═══ EXCERPT PROVIDED

Not to mention that not everyone approaches these games from the same perspective and with the same goal.

Edit: That OG nonsense is understandable though. It's the same "honest game" that Kbrad was talking about just a few days ago. OSes just don't fit with their perception of what a good game is or what they want it to be.
 

Astarte

Member
I think before, I didn't really pay attention, I just wanted some links to mame roms

and that saidago doujin with Karin

I see you over there with the spoiler :V

I think my first fighting game was Tekken 3 or Super Puzzle Fighter 2 Turbo if that counts.
 
You're an OG if you cashed in your 401k to beat a party game in a donation drive.

Which means no Tekken player is eligible because they are still working their jobs.
 

Infinite

Member
I started playing fighting games seriously with Soul Calibur and Smash. So 99 I think. But I been playing the genre since before that.
 

Anne

Member
Let's just go with my self as an anecdotal example. I don't feel like I need to learn specific OSes, I guess I see them as an advanced technique. I haven't even started using FD breaking in Xrd or FDing every jump out attempt.

Not to mention that not everyone approaches these games from the same perspective and with the same goal.

══════
═══ GIVEN ENTRIES

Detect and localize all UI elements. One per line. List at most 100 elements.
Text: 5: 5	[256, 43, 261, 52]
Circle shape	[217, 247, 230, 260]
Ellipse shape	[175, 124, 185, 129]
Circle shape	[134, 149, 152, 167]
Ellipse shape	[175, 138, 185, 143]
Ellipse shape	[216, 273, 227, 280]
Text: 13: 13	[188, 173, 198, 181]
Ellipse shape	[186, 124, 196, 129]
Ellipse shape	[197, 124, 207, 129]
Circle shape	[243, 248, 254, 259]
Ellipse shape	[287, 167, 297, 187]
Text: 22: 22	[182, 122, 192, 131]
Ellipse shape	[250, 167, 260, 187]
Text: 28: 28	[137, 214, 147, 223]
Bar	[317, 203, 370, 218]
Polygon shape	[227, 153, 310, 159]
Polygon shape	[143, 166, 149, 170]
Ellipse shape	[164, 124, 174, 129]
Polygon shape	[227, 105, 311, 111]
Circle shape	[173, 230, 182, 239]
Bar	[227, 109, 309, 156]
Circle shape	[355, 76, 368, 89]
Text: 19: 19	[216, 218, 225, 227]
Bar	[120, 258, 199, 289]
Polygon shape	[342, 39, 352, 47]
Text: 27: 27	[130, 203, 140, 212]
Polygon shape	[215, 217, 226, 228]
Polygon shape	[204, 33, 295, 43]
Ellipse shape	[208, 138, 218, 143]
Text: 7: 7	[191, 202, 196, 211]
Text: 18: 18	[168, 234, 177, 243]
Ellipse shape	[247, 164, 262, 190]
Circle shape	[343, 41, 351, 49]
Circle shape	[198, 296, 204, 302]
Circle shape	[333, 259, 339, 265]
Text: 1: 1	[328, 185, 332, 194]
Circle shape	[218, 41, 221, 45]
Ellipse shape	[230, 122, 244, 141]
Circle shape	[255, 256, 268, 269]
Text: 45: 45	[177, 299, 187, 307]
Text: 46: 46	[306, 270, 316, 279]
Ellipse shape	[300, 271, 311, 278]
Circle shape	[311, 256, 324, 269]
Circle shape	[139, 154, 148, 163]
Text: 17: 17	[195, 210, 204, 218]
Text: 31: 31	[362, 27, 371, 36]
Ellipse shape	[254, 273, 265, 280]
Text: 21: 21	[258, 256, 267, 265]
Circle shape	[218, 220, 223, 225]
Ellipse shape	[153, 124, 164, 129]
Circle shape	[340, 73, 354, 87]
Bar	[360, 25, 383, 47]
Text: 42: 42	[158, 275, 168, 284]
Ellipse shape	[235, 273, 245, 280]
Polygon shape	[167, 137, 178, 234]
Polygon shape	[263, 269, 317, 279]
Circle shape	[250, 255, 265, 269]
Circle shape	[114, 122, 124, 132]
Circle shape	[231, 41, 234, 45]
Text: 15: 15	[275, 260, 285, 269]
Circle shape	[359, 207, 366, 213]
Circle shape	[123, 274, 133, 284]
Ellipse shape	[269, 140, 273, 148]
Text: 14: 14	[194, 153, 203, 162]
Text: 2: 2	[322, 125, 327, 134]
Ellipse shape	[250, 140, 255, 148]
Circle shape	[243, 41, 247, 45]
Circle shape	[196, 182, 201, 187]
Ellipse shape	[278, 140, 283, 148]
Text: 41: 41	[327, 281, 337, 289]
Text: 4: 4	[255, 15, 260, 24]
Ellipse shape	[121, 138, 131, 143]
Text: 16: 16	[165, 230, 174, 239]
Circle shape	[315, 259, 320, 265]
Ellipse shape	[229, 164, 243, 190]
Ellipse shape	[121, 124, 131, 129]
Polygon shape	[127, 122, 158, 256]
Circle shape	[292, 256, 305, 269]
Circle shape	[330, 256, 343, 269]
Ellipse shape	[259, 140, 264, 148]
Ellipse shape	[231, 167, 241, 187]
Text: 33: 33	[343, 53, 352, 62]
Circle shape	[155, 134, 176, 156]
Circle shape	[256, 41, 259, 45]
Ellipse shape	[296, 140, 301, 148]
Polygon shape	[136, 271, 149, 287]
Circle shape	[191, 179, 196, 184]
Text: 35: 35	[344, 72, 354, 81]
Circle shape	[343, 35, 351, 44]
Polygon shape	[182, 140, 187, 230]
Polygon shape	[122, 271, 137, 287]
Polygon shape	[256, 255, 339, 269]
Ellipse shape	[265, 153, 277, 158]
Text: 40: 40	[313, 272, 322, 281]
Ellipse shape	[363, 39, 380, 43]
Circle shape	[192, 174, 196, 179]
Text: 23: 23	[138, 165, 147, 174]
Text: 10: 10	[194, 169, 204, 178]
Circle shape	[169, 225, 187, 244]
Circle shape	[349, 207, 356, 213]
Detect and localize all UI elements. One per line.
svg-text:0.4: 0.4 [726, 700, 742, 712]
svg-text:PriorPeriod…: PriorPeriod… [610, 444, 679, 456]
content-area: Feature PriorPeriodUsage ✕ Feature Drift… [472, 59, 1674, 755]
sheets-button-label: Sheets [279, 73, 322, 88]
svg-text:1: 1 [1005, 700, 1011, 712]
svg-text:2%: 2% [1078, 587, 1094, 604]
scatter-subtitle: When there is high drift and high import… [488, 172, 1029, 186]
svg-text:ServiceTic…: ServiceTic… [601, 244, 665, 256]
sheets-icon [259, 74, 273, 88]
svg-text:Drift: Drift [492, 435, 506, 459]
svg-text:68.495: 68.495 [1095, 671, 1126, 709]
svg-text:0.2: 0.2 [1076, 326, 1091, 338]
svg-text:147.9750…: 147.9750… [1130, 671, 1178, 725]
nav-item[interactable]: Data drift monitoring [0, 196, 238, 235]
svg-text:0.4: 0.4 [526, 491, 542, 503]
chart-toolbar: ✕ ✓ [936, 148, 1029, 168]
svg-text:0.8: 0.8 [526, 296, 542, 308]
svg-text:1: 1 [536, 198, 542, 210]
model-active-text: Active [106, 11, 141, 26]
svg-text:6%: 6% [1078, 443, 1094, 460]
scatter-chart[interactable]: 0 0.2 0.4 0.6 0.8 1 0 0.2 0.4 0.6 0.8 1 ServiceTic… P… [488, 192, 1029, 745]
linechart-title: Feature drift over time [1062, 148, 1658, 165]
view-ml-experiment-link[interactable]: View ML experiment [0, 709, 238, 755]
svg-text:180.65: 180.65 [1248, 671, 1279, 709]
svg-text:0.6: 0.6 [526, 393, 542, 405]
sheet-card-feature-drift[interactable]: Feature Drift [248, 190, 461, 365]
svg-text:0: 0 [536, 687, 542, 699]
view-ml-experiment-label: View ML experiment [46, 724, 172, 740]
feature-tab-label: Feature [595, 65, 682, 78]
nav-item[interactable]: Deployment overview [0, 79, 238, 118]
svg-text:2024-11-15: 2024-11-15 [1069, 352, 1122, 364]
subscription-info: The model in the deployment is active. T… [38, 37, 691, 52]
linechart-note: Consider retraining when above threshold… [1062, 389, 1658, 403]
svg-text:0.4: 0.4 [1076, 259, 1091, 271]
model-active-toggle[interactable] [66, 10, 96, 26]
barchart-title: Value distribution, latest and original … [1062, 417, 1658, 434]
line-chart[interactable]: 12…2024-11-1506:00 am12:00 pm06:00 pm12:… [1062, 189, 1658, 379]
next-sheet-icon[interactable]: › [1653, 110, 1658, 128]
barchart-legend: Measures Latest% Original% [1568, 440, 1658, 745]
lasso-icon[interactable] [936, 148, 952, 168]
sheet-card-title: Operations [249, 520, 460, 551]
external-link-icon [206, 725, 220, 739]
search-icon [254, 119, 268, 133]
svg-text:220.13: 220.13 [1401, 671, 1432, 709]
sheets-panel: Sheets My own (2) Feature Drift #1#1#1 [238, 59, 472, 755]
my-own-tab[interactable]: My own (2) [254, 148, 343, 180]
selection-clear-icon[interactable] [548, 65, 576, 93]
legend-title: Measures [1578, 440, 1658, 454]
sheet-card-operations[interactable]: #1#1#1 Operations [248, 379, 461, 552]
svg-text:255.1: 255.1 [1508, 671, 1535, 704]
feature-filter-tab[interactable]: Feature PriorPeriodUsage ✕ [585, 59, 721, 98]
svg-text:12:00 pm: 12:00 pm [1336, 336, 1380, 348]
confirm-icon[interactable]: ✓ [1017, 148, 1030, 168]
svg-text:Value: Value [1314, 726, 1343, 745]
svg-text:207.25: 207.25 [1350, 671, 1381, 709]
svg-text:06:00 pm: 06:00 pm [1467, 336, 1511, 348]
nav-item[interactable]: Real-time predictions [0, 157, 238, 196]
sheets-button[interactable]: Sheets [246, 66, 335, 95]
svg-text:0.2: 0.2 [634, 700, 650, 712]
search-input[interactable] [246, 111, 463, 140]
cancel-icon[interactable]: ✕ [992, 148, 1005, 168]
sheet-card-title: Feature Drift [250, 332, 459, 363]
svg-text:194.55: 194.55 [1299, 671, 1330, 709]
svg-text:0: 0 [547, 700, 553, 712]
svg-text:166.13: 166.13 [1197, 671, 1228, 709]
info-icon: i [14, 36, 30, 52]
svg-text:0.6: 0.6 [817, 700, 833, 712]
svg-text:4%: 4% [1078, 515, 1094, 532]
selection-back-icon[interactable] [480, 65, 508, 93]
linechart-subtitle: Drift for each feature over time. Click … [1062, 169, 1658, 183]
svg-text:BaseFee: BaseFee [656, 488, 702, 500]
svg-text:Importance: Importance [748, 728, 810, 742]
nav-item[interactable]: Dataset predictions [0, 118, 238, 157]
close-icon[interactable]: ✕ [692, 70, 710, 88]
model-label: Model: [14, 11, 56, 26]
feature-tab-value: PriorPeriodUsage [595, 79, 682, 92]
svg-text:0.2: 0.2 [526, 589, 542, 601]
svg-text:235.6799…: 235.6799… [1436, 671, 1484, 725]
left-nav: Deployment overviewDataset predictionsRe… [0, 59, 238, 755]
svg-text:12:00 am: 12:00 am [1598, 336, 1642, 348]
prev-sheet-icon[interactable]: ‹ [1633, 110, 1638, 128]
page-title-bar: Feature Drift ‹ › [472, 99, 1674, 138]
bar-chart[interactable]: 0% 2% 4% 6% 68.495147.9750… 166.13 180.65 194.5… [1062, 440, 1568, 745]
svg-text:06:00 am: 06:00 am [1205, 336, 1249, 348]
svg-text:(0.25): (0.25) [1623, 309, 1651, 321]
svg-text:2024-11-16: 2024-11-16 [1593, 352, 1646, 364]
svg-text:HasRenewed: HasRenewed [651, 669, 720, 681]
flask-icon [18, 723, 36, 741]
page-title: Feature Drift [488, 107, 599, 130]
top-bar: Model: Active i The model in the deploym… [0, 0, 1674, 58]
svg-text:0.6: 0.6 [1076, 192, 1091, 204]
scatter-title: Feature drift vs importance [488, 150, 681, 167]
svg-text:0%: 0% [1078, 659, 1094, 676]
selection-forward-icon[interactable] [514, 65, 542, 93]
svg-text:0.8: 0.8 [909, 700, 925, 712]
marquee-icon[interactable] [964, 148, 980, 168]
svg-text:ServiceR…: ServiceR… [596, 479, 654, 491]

══════

- TASKS:
• A. In the forum excerpt about fighting games, which two games does Infinite name as the start of playing fighting games seriously?
• B. Print the forum excerpt about fighting games from "You're an OG" up to and including "since before that.".
The data has no connection to the forum excerpt about fighting games.

- RESPONSES TO THE EXERCISE:
• A. Soul Calibur and Smash.

• B.
You're an OG if you cashed in your 401k to beat a party game in a donation drive.

Which means no Tekken player is eligible because they are still working their jobs.
 

Infinite

Member
I started playing fighting games seriously with Soul Calibur and Smash. So 99 I think. But I been playing the genre since before that.